- _Article_:
Jon Kolb

No. 55
- Positions: Offensive tackle, Center

Personal information
- Born: August 30, 1947 (age 78) Ponca City, Oklahoma, U.S.
- Listed height: 6 ft 2 in (1.88 m)
- Listed weight: 262 lb (119 kg)

Career information
- High school: Owasso (Owasso, Oklahoma)
- College: Oklahoma State
- NFL draft: 1969: 3rd round, 56th overall pick

Career history
- Pittsburgh Steelers (1969–1981);

Awards and highlights
- 4× Super Bowl champion (IX, X, XIII, XIV); First-team All-Pro (1979); Pittsburgh Steelers All-Time Team; Pittsburgh Steelers 50th season All-Time team; Pittsburgh Steelers Hall of Honor; 2× Second-team All-American (1967, 1968); 2× First-team All-Big Eight (1967, 1968);

Career NFL statistics
- Games played: 177
- Games started: 138
- Fumble recoveries: 4
- Stats at Pro Football Reference

= Jon Kolb =

American football player (born 1947)

- _Source excerpt_:
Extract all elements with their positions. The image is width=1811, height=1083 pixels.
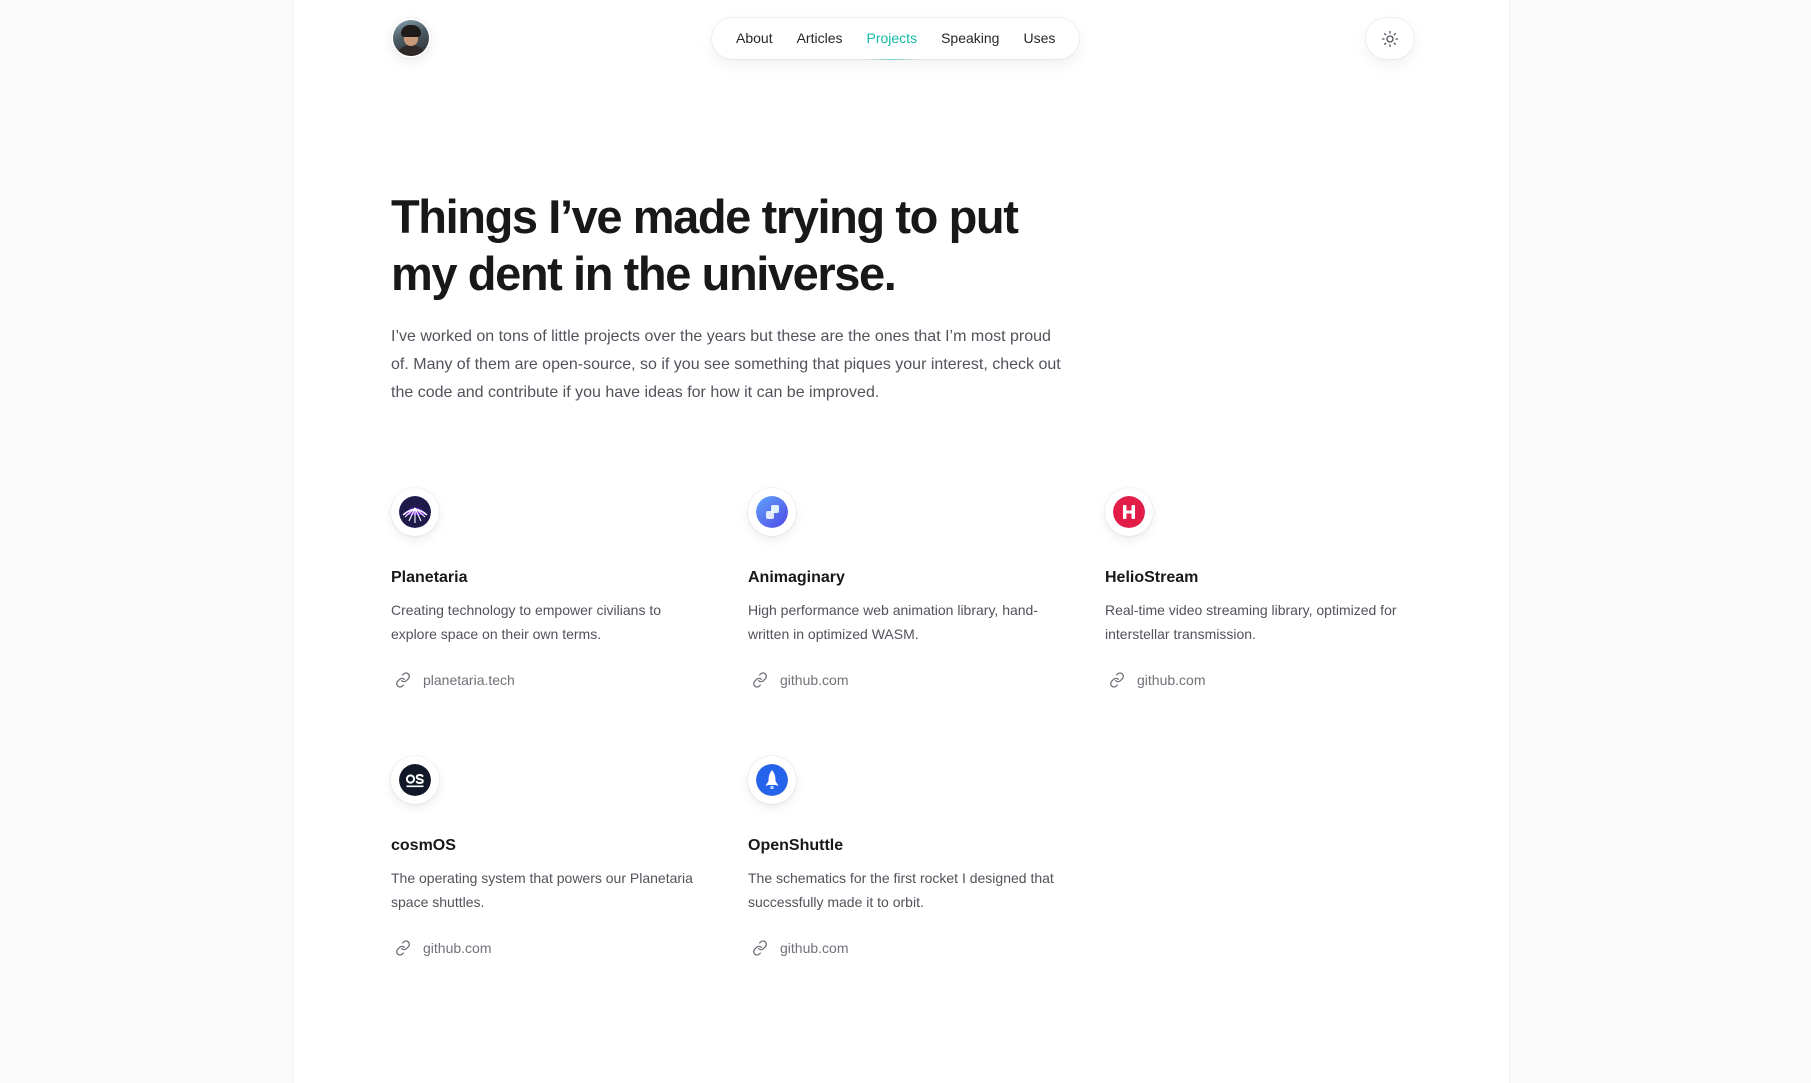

- _Directions_:
**A.** Using the Jon Kolb profile, list every Super Bowl that Kolb won.
**B.** Based on the Jon Kolb profile, do these statements agree with it? (i) Kolb was taken in the second round of the NFL draft. (ii) Kolb played college football at Oklahoma State. (iii) Kolb started every game he played in the NFL.
The material has no connection to the Jon Kolb profile.

- _Expected results_:
**A.** IX, X, XIII, XIV

**B.**
(i) No: "1969: 3rd round, 56th overall pick"
(ii) Yes: "College: Oklahoma State"
(iii) No: "Games played: 177" and "Games started: 138"